Every record below should be transcribed exactly. Omit the images.

── Exercise materials

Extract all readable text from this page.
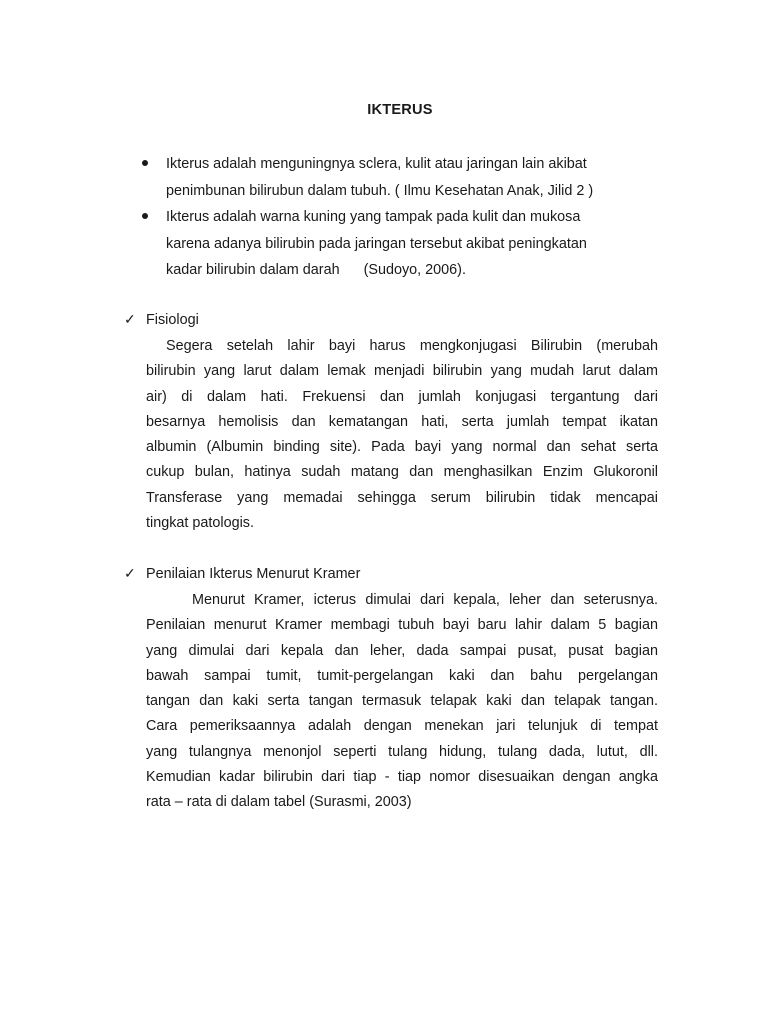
IKTERUS
Ikterus adalah menguningnya sclera, kulit atau jaringan lain akibat
penimbunan bilirubun dalam tubuh. ( Ilmu Kesehatan Anak, Jilid 2 )
Ikterus adalah warna kuning yang tampak pada kulit dan mukosa
karena adanya bilirubin pada jaringan tersebut akibat peningkatan
kadar bilirubin dalam darah      (Sudoyo, 2006).
✓ Fisiologi
Segera setelah lahir bayi harus mengkonjugasi Bilirubin (merubah
bilirubin yang larut dalam lemak menjadi bilirubin yang mudah larut dalam
air) di dalam hati. Frekuensi dan jumlah konjugasi tergantung dari
besarnya hemolisis dan kematangan hati, serta jumlah tempat ikatan
albumin (Albumin binding site). Pada bayi yang normal dan sehat serta
cukup bulan, hatinya sudah matang dan menghasilkan Enzim Glukoronil
Transferase yang memadai sehingga serum bilirubin tidak mencapai
tingkat patologis.
✓ Penilaian Ikterus Menurut Kramer
Menurut Kramer, icterus dimulai dari kepala, leher dan seterusnya.
Penilaian menurut Kramer membagi tubuh bayi baru lahir dalam 5 bagian
yang dimulai dari kepala dan leher, dada sampai pusat, pusat bagian
bawah sampai tumit, tumit-pergelangan kaki dan bahu pergelangan
tangan dan kaki serta tangan termasuk telapak kaki dan telapak tangan.
Cara pemeriksaannya adalah dengan menekan jari telunjuk di tempat
yang tulangnya menonjol seperti tulang hidung, tulang dada, lutut, dll.
Kemudian kadar bilirubin dari tiap - tiap nomor disesuaikan dengan angka
rata – rata di dalam tabel (Surasmi, 2003)
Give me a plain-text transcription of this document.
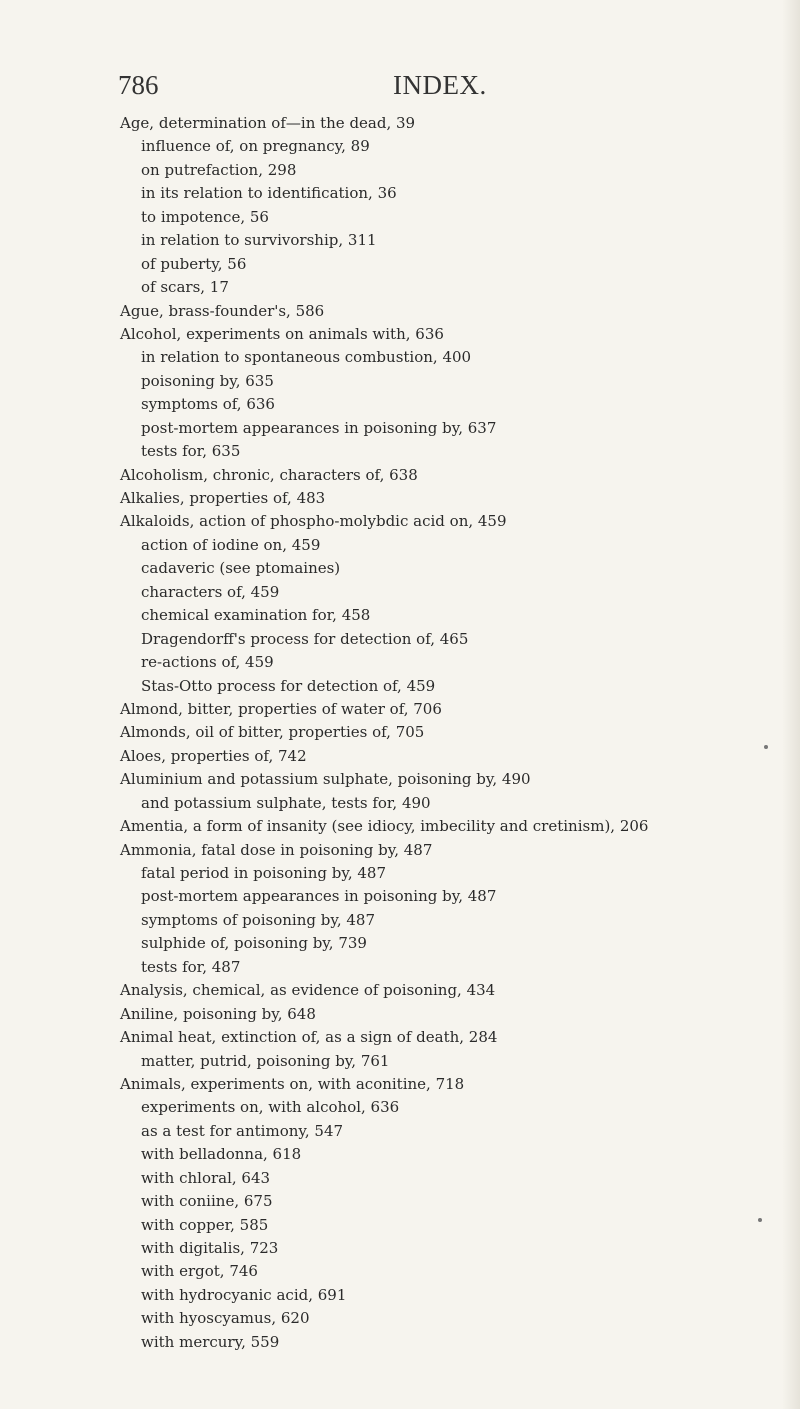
786	INDEX.
Age, determination of—in the dead, 39
influence of, on pregnancy, 89
on putrefaction, 298
in its relation to identification, 36
to impotence, 56
in relation to survivorship, 311
of puberty, 56
of scars, 17
Ague, brass-founder's, 586
Alcohol, experiments on animals with, 636
in relation to spontaneous combustion, 400
poisoning by, 635
symptoms of, 636
post-mortem appearances in poisoning by, 637
tests for, 635
Alcoholism, chronic, characters of, 638
Alkalies, properties of, 483
Alkaloids, action of phospho-molybdic acid on, 459
action of iodine on, 459
cadaveric (see ptomaines)
characters of, 459
chemical examination for, 458
Dragendorff's process for detection of, 465
re-actions of, 459
Stas-Otto process for detection of, 459
Almond, bitter, properties of water of, 706
Almonds, oil of bitter, properties of, 705
Aloes, properties of, 742
Aluminium and potassium sulphate, poisoning by, 490
and potassium sulphate, tests for, 490
Amentia, a form of insanity (see idiocy, imbecility and cretinism), 206
Ammonia, fatal dose in poisoning by, 487
fatal period in poisoning by, 487
post-mortem appearances in poisoning by, 487
symptoms of poisoning by, 487
sulphide of, poisoning by, 739
tests for, 487
Analysis, chemical, as evidence of poisoning, 434
Aniline, poisoning by, 648
Animal heat, extinction of, as a sign of death, 284
matter, putrid, poisoning by, 761
Animals, experiments on, with aconitine, 718
experiments on, with alcohol, 636
as a test for antimony, 547
with belladonna, 618
with chloral, 643
with coniine, 675
with copper, 585
with digitalis, 723
with ergot, 746
with hydrocyanic acid, 691
with hyoscyamus, 620
with mercury, 559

────

# Written response:
Extract all readable text from this page.
IKTERUS
Ikterus adalah menguningnya sclera, kulit atau jaringan lain akibat
penimbunan bilirubun dalam tubuh. ( Ilmu Kesehatan Anak, Jilid 2 )
Ikterus adalah warna kuning yang tampak pada kulit dan mukosa
karena adanya bilirubin pada jaringan tersebut akibat peningkatan
kadar bilirubin dalam darah      (Sudoyo, 2006).
✓ Fisiologi
Segera setelah lahir bayi harus mengkonjugasi Bilirubin (merubah
bilirubin yang larut dalam lemak menjadi bilirubin yang mudah larut dalam
air) di dalam hati. Frekuensi dan jumlah konjugasi tergantung dari
besarnya hemolisis dan kematangan hati, serta jumlah tempat ikatan
albumin (Albumin binding site). Pada bayi yang normal dan sehat serta
cukup bulan, hatinya sudah matang dan menghasilkan Enzim Glukoronil
Transferase yang memadai sehingga serum bilirubin tidak mencapai
tingkat patologis.
✓ Penilaian Ikterus Menurut Kramer
Menurut Kramer, icterus dimulai dari kepala, leher dan seterusnya.
Penilaian menurut Kramer membagi tubuh bayi baru lahir dalam 5 bagian
yang dimulai dari kepala dan leher, dada sampai pusat, pusat bagian
bawah sampai tumit, tumit-pergelangan kaki dan bahu pergelangan
tangan dan kaki serta tangan termasuk telapak kaki dan telapak tangan.
Cara pemeriksaannya adalah dengan menekan jari telunjuk di tempat
yang tulangnya menonjol seperti tulang hidung, tulang dada, lutut, dll.
Kemudian kadar bilirubin dari tiap - tiap nomor disesuaikan dengan angka
rata – rata di dalam tabel (Surasmi, 2003)
Give me a plain-text transcription of this document.
786	INDEX.
Age, determination of—in the dead, 39
influence of, on pregnancy, 89
on putrefaction, 298
in its relation to identification, 36
to impotence, 56
in relation to survivorship, 311
of puberty, 56
of scars, 17
Ague, brass-founder's, 586
Alcohol, experiments on animals with, 636
in relation to spontaneous combustion, 400
poisoning by, 635
symptoms of, 636
post-mortem appearances in poisoning by, 637
tests for, 635
Alcoholism, chronic, characters of, 638
Alkalies, properties of, 483
Alkaloids, action of phospho-molybdic acid on, 459
action of iodine on, 459
cadaveric (see ptomaines)
characters of, 459
chemical examination for, 458
Dragendorff's process for detection of, 465
re-actions of, 459
Stas-Otto process for detection of, 459
Almond, bitter, properties of water of, 706
Almonds, oil of bitter, properties of, 705
Aloes, properties of, 742
Aluminium and potassium sulphate, poisoning by, 490
and potassium sulphate, tests for, 490
Amentia, a form of insanity (see idiocy, imbecility and cretinism), 206
Ammonia, fatal dose in poisoning by, 487
fatal period in poisoning by, 487
post-mortem appearances in poisoning by, 487
symptoms of poisoning by, 487
sulphide of, poisoning by, 739
tests for, 487
Analysis, chemical, as evidence of poisoning, 434
Aniline, poisoning by, 648
Animal heat, extinction of, as a sign of death, 284
matter, putrid, poisoning by, 761
Animals, experiments on, with aconitine, 718
experiments on, with alcohol, 636
as a test for antimony, 547
with belladonna, 618
with chloral, 643
with coniine, 675
with copper, 585
with digitalis, 723
with ergot, 746
with hydrocyanic acid, 691
with hyoscyamus, 620
with mercury, 559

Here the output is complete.